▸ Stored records
════
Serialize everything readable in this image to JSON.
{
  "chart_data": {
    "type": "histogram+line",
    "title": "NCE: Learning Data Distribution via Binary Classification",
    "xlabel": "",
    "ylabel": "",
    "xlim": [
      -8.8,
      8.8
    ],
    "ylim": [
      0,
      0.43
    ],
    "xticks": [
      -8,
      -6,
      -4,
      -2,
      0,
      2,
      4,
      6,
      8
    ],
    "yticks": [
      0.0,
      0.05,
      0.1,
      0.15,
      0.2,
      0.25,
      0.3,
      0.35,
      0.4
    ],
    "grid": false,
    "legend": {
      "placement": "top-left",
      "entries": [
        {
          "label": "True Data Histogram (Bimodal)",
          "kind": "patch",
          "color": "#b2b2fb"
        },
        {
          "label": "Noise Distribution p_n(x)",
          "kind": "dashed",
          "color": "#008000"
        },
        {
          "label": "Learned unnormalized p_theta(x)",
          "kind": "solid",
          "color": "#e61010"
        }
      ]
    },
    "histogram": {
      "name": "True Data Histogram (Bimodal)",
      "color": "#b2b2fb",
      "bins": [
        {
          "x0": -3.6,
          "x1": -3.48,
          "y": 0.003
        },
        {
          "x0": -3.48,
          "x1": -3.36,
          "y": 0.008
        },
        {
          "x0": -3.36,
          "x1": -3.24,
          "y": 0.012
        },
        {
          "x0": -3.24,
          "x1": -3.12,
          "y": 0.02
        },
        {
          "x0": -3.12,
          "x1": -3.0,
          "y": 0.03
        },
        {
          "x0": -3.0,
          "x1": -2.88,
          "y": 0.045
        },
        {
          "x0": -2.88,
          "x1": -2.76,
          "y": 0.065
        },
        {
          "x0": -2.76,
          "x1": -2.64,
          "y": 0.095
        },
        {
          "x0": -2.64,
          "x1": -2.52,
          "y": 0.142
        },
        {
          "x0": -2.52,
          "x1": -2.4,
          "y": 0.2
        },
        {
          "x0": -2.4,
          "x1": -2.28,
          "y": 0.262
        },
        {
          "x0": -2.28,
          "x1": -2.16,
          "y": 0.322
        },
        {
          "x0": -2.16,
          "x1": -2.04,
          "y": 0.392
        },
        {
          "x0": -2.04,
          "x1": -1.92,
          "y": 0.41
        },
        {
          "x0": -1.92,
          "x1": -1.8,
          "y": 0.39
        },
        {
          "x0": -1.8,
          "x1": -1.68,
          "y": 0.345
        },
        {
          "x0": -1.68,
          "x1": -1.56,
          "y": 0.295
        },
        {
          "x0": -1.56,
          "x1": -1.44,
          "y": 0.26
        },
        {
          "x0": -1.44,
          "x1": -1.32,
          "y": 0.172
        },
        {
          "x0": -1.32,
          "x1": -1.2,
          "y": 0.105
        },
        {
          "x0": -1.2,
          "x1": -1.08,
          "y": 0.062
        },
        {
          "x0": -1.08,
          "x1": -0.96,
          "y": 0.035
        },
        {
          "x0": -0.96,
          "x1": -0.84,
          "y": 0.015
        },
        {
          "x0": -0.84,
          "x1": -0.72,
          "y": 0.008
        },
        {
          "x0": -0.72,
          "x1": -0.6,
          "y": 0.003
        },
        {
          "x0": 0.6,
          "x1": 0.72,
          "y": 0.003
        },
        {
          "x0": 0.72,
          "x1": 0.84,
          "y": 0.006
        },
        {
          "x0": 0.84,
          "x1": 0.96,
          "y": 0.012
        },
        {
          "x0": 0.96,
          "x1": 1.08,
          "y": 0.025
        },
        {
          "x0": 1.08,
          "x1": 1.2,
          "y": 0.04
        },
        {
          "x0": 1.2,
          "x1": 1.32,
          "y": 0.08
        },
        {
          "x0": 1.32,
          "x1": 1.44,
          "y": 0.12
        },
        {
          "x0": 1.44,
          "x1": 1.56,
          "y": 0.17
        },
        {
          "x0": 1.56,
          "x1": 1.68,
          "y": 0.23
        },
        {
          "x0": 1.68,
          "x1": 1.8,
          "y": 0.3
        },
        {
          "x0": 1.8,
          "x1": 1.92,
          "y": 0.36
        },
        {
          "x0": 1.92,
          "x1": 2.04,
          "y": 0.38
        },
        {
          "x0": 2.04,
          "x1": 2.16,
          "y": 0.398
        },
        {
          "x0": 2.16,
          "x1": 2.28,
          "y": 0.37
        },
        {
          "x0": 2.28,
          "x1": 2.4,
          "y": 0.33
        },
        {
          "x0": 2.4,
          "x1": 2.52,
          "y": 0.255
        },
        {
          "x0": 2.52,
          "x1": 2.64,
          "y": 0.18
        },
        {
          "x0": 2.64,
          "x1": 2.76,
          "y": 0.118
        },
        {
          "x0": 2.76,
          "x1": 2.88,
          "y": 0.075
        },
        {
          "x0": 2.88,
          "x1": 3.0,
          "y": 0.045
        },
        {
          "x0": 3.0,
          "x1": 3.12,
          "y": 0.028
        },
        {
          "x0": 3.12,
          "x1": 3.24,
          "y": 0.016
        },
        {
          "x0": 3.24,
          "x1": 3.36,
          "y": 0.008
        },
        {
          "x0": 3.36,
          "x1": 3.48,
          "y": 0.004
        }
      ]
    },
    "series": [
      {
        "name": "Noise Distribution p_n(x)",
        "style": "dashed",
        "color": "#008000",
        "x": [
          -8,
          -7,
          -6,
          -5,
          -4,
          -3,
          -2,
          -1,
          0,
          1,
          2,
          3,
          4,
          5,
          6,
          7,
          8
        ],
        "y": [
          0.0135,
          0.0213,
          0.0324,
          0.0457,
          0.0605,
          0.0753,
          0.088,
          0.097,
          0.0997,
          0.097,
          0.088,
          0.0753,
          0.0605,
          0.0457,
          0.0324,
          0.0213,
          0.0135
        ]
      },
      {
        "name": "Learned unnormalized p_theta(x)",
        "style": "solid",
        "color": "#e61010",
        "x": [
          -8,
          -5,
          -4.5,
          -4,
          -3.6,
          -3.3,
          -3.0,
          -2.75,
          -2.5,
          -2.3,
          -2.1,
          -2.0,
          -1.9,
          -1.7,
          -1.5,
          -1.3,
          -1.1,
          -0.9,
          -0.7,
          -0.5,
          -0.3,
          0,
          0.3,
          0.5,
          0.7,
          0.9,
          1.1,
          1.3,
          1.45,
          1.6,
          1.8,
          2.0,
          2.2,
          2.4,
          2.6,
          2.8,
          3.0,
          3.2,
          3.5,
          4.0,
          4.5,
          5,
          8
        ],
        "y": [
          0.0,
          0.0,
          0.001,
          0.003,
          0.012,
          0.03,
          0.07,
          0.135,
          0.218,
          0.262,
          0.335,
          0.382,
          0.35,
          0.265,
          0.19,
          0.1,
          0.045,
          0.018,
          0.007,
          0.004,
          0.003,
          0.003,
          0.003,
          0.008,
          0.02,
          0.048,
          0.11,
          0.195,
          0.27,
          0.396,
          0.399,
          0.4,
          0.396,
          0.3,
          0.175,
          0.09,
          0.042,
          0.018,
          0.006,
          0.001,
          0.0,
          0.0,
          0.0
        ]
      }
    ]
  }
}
════
▸ Task to complete
State how many lines of the entries above include the word "True", offering no text other than the number.

▸ Correct output
2